[Recorded data]
--- BEGIN ---

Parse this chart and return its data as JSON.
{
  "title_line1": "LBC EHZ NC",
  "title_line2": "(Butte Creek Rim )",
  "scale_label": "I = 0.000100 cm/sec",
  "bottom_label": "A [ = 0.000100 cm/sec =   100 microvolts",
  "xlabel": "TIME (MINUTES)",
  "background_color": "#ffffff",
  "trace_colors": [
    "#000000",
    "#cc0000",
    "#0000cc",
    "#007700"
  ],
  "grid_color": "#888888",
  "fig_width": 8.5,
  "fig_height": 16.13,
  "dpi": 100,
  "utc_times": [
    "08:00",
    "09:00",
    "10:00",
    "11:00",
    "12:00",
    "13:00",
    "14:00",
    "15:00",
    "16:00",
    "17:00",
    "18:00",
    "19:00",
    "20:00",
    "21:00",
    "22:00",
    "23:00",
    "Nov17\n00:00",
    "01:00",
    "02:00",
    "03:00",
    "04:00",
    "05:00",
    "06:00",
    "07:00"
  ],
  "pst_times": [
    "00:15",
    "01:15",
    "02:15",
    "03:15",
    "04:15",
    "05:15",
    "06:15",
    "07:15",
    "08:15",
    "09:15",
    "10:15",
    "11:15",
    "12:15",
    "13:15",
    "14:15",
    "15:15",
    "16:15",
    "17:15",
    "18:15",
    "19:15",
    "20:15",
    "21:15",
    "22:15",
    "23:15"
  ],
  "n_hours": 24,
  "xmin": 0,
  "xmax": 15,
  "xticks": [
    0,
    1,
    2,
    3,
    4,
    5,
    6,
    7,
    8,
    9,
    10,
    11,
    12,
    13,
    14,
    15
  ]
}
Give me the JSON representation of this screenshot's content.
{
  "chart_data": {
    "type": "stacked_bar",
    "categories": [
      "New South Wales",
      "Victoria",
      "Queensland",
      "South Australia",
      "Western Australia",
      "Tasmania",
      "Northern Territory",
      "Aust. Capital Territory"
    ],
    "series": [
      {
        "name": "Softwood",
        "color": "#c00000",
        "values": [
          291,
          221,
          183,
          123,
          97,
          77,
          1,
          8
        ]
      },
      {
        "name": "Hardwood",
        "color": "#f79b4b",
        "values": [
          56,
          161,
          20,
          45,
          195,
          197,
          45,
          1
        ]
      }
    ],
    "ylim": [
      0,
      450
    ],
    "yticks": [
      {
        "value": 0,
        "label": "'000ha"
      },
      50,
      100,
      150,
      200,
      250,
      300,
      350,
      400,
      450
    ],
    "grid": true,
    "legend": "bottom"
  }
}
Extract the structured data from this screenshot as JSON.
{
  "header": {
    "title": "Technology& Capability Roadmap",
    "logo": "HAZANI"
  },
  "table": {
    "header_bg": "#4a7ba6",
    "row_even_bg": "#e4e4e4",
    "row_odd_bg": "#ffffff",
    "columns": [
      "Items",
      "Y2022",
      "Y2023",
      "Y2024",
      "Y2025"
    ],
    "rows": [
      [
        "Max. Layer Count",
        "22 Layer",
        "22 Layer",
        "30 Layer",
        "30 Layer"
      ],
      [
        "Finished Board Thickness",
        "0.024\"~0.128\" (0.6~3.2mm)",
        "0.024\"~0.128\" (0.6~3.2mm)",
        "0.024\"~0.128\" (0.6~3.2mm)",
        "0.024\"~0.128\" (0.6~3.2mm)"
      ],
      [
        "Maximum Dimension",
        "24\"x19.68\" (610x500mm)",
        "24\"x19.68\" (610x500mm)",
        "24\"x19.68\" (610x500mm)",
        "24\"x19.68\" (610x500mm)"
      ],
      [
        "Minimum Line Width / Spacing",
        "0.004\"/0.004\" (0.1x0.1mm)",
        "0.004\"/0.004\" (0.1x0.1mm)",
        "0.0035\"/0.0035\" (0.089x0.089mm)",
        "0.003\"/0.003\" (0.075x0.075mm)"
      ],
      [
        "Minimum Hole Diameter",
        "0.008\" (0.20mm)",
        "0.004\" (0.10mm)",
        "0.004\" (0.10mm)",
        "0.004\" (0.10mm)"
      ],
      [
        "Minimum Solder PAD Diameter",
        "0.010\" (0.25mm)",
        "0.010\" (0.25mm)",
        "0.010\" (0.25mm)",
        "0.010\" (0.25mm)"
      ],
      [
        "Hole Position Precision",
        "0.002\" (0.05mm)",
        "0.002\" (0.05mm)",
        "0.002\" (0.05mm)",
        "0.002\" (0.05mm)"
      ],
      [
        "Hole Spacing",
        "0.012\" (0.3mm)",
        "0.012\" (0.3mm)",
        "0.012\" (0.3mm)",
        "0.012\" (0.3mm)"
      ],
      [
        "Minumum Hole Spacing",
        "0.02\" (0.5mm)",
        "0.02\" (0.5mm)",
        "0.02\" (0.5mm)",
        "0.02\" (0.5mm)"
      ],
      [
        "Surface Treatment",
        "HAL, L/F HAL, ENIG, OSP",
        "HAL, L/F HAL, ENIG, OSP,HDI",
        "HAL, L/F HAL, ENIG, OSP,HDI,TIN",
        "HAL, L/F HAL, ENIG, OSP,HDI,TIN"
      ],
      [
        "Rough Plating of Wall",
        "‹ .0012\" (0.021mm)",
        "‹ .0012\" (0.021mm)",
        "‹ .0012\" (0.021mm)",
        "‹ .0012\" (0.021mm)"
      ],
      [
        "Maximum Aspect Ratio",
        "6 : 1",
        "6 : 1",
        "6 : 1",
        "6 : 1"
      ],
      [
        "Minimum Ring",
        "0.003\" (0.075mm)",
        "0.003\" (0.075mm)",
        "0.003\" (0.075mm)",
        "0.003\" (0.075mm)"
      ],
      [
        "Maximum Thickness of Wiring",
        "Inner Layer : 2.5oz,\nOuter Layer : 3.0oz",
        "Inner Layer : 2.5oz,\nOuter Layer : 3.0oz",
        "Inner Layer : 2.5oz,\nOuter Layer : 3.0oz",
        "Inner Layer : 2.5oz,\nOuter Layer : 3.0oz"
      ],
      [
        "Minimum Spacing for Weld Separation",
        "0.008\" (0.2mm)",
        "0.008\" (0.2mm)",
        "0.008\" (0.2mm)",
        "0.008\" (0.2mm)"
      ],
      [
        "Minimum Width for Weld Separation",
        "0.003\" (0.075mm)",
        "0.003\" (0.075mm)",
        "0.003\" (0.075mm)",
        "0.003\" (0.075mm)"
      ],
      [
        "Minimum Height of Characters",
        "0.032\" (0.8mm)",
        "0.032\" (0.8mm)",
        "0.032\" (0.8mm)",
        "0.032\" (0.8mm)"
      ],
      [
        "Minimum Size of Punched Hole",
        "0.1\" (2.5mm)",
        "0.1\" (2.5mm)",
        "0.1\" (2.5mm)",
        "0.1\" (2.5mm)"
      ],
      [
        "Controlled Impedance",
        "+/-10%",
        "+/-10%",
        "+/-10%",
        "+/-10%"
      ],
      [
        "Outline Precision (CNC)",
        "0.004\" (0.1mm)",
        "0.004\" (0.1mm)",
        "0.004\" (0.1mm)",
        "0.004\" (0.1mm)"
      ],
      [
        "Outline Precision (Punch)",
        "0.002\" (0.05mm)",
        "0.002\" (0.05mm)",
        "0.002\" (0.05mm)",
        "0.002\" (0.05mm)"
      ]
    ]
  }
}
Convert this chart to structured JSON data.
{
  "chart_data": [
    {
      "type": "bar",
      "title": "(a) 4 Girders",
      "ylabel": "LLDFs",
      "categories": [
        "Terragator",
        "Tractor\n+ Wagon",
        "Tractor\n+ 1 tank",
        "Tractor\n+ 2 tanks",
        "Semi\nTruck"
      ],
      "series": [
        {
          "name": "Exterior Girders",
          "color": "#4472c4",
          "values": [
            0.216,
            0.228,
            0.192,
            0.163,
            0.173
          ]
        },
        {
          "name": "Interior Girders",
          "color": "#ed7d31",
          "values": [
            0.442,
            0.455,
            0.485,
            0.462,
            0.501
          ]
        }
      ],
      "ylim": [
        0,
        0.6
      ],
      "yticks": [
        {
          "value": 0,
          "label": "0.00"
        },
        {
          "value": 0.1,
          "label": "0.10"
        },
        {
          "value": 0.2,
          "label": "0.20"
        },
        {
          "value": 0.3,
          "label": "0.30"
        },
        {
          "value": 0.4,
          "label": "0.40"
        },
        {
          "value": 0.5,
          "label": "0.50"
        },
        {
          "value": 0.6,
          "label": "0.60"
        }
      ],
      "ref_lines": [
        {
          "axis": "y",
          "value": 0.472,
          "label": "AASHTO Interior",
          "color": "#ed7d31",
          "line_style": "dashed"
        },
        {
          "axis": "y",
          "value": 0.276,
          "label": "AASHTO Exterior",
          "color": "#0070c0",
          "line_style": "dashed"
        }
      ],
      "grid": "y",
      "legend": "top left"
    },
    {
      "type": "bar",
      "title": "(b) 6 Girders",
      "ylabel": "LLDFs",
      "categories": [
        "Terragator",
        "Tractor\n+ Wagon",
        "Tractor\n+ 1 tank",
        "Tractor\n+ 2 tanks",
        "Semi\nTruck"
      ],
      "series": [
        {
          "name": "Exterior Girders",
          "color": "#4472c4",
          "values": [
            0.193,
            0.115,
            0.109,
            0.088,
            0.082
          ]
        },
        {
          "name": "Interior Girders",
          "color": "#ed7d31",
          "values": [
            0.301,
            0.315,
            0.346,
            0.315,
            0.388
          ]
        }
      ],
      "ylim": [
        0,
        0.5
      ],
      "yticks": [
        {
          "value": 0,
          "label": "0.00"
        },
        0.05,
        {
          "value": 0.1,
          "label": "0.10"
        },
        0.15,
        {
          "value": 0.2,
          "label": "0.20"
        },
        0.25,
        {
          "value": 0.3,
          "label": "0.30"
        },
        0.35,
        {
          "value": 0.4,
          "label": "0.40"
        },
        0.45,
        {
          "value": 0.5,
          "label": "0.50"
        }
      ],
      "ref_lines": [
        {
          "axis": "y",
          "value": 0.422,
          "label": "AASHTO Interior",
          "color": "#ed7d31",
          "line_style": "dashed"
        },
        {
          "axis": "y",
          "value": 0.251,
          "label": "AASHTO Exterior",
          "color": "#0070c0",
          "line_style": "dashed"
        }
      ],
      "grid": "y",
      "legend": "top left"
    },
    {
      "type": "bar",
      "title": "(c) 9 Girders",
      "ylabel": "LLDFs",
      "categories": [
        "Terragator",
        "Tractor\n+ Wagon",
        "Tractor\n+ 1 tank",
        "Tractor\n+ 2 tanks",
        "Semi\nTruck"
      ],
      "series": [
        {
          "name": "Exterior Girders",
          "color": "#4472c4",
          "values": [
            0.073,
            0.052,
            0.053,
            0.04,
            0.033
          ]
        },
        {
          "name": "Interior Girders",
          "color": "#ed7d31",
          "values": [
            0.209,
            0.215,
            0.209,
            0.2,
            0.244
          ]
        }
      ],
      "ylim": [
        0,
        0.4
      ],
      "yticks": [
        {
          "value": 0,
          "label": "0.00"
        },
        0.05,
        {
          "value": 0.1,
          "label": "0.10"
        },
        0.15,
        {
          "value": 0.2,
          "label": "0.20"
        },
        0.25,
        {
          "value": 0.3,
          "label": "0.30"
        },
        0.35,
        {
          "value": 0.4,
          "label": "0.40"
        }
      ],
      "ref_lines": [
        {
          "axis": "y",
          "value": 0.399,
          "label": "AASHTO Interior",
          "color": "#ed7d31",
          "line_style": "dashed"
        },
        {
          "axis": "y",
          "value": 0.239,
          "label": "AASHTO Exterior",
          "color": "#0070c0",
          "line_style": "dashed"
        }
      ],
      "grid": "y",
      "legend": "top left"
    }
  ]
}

--- END ---

Problem requirements: Scan the material above. Copy each line that holds the word "ffffff".

Worked answer:
  "background_color": "#ffffff",
    "row_odd_bg": "#ffffff",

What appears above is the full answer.